[Work to complete]:
From the entries provided below, copy each line that contains the word "Гаврилов".

** START OF Material shown **

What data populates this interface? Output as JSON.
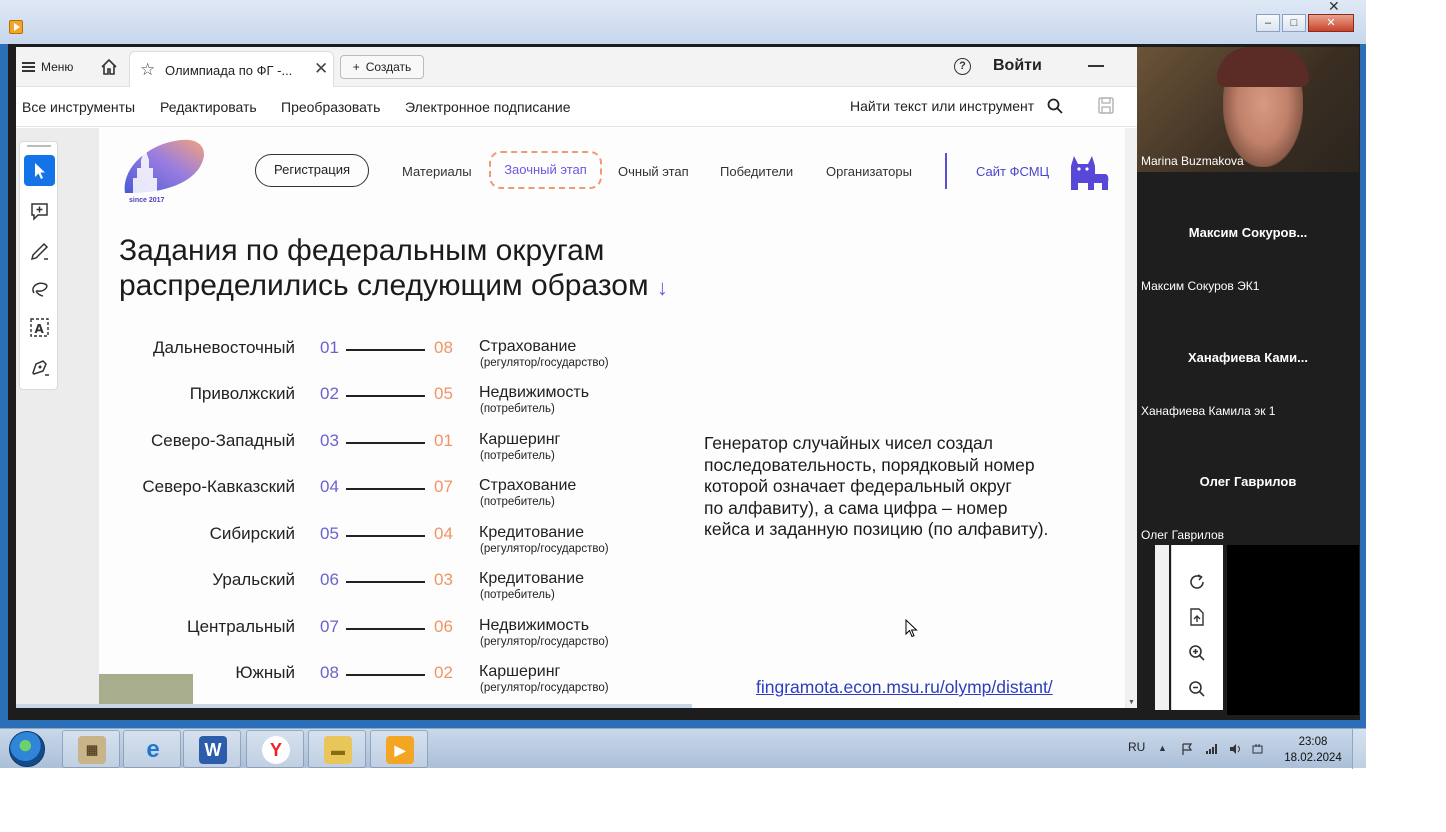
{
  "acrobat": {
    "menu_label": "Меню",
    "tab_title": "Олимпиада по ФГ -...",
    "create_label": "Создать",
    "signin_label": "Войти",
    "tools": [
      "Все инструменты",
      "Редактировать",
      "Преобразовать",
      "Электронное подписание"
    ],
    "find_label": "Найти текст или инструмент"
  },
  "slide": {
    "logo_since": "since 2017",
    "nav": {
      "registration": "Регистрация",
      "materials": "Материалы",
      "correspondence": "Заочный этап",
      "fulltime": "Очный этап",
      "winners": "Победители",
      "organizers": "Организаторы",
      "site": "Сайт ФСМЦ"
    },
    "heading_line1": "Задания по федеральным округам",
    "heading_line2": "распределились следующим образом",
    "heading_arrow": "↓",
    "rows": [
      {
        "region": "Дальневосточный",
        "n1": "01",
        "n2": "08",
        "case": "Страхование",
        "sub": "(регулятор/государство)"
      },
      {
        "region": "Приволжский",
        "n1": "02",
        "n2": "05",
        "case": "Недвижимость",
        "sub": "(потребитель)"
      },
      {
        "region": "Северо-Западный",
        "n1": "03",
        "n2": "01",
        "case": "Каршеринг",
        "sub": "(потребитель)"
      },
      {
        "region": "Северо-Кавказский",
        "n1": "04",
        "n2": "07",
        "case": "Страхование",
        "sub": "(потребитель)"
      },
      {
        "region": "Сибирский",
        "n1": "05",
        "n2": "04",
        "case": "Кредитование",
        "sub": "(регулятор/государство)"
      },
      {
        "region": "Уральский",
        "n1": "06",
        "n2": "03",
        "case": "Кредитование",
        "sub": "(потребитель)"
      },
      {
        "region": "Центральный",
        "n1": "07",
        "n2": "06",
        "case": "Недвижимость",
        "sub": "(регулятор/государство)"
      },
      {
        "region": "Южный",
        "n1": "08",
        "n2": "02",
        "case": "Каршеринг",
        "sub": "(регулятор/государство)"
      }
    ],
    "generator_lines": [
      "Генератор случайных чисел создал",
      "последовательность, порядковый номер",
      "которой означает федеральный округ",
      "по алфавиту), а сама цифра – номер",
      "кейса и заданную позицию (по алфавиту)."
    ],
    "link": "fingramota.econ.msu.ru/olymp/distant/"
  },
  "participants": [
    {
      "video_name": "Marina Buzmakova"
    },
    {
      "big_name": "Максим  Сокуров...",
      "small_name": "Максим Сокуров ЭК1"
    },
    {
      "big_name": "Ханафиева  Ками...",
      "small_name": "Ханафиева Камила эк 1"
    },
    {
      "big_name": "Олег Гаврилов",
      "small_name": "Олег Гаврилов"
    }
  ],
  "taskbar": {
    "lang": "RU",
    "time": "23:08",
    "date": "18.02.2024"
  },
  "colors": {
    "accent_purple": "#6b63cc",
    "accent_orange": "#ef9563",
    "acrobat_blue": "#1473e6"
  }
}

** END OF Material shown **
** START OF Material shown **

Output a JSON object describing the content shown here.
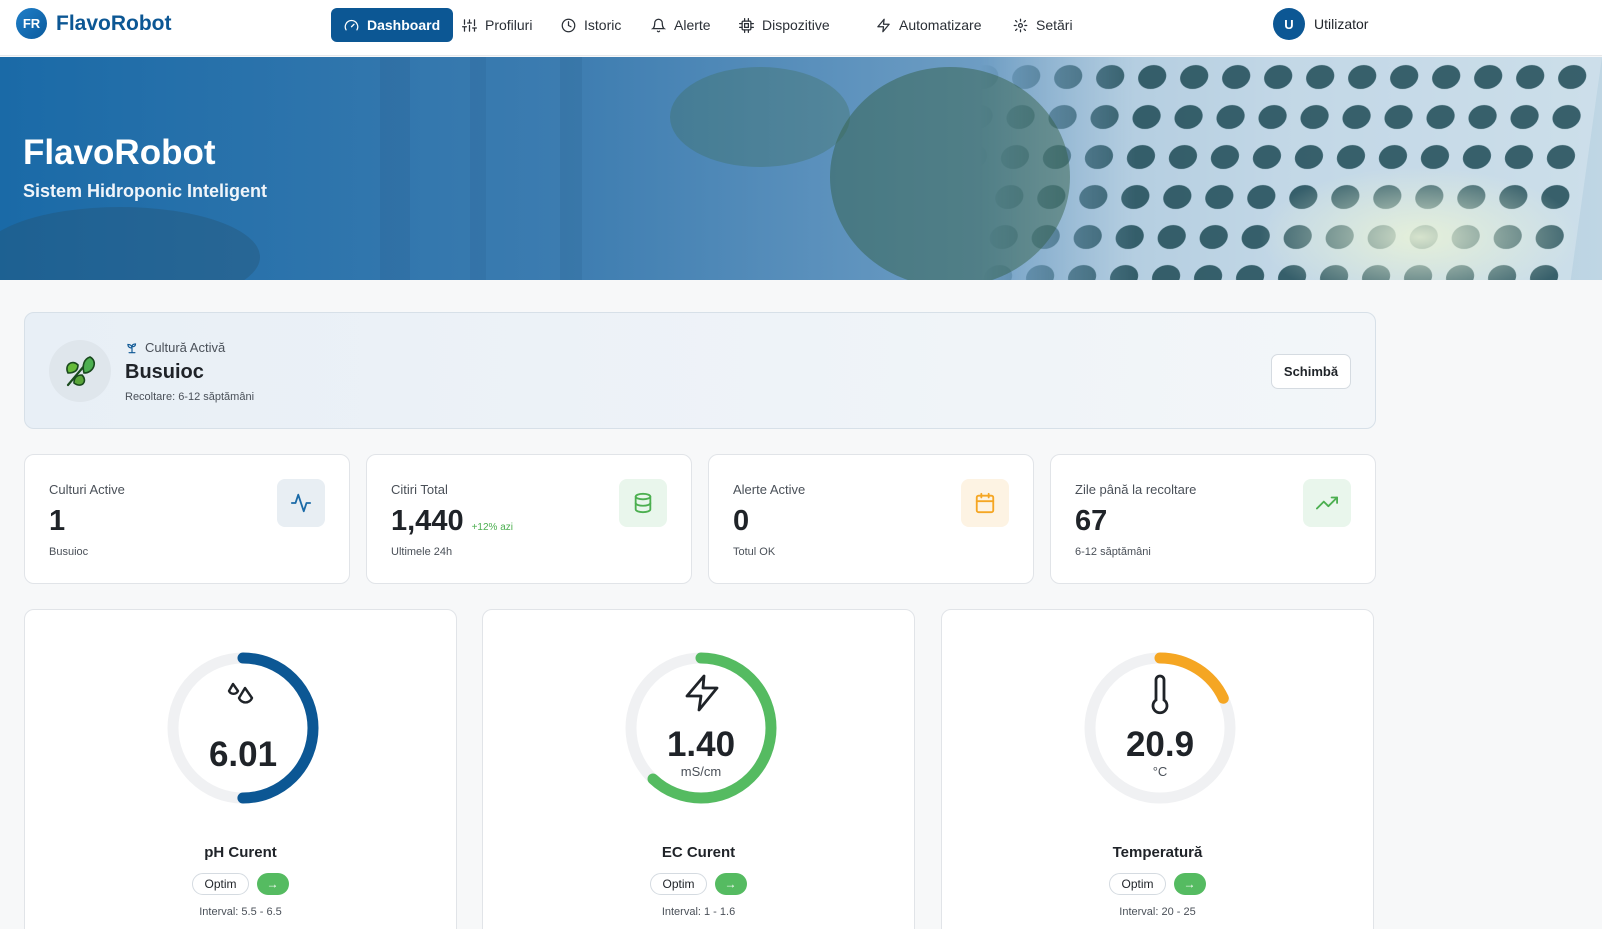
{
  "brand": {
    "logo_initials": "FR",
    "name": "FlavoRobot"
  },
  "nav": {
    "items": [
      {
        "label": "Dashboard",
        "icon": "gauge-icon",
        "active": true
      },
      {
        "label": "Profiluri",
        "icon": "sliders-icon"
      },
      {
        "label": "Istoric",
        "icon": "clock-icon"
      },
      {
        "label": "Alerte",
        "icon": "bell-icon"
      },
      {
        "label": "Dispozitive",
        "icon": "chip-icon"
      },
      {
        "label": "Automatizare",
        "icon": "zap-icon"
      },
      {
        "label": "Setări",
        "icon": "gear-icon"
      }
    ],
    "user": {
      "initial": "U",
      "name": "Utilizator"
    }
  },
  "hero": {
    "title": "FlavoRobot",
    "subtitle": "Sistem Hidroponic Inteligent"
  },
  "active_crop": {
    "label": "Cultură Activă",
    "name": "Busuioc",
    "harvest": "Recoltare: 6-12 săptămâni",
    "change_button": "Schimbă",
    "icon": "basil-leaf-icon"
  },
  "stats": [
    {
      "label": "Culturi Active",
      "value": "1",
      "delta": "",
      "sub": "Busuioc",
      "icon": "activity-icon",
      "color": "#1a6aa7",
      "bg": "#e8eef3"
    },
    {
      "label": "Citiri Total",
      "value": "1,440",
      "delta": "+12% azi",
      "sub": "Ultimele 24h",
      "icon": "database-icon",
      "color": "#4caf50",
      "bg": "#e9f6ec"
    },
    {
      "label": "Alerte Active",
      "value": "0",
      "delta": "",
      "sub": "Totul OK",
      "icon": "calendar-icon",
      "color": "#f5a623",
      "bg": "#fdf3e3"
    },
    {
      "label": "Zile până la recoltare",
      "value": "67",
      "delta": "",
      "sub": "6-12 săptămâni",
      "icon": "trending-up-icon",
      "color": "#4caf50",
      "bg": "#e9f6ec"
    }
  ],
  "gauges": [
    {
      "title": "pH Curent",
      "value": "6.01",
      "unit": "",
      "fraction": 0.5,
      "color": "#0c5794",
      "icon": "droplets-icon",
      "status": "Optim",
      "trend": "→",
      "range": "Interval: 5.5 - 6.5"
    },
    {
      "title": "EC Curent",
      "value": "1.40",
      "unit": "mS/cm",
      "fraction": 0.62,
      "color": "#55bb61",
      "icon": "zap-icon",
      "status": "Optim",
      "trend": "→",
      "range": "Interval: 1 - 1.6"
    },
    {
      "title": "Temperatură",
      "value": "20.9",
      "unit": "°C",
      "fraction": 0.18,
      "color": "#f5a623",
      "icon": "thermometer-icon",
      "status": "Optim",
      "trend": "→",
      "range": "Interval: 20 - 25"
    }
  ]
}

** END OF Material shown **
** START OF Material shown **

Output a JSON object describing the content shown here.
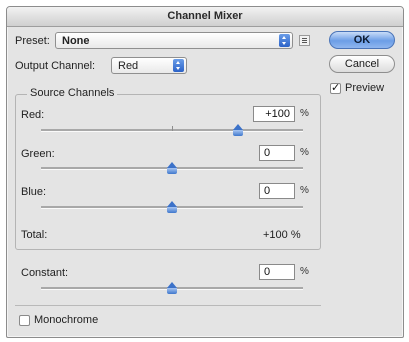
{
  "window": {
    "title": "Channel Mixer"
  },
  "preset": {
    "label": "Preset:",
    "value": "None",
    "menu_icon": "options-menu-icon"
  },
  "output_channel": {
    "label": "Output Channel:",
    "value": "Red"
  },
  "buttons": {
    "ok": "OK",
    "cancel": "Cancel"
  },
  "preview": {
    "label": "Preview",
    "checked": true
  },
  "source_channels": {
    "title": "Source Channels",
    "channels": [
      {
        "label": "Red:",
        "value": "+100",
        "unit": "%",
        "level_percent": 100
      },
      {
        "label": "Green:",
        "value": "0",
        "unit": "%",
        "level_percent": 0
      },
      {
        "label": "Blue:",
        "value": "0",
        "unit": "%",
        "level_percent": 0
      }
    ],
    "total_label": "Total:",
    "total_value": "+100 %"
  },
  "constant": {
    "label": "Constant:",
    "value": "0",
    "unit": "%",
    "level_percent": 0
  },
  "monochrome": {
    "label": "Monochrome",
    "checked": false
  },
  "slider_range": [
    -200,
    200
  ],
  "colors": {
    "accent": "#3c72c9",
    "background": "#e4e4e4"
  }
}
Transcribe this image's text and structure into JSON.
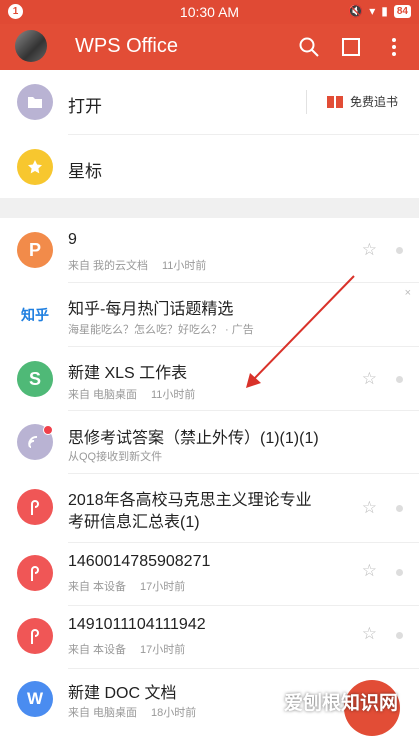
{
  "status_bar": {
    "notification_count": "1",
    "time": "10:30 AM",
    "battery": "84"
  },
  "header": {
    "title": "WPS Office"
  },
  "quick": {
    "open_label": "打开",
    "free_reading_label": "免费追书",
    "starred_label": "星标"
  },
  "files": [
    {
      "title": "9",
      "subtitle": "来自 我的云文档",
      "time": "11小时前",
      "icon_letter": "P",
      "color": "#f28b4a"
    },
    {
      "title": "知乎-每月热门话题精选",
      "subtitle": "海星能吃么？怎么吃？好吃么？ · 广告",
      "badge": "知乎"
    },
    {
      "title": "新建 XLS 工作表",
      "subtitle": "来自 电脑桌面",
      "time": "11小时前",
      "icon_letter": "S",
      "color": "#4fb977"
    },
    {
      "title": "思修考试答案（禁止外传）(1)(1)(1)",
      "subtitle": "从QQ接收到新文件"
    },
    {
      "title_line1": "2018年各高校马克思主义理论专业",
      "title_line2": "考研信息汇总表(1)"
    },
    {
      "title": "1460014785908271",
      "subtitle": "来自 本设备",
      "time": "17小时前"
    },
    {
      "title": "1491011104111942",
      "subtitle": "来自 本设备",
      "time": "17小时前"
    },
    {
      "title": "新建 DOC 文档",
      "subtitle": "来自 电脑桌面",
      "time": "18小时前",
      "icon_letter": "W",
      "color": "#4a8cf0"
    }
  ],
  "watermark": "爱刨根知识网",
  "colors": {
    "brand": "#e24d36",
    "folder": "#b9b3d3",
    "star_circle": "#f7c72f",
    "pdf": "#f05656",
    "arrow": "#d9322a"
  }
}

** END OF Material shown **

[Exercise solution]:
      "big_name": "Олег Гаврилов",
      "small_name": "Олег Гаврилов"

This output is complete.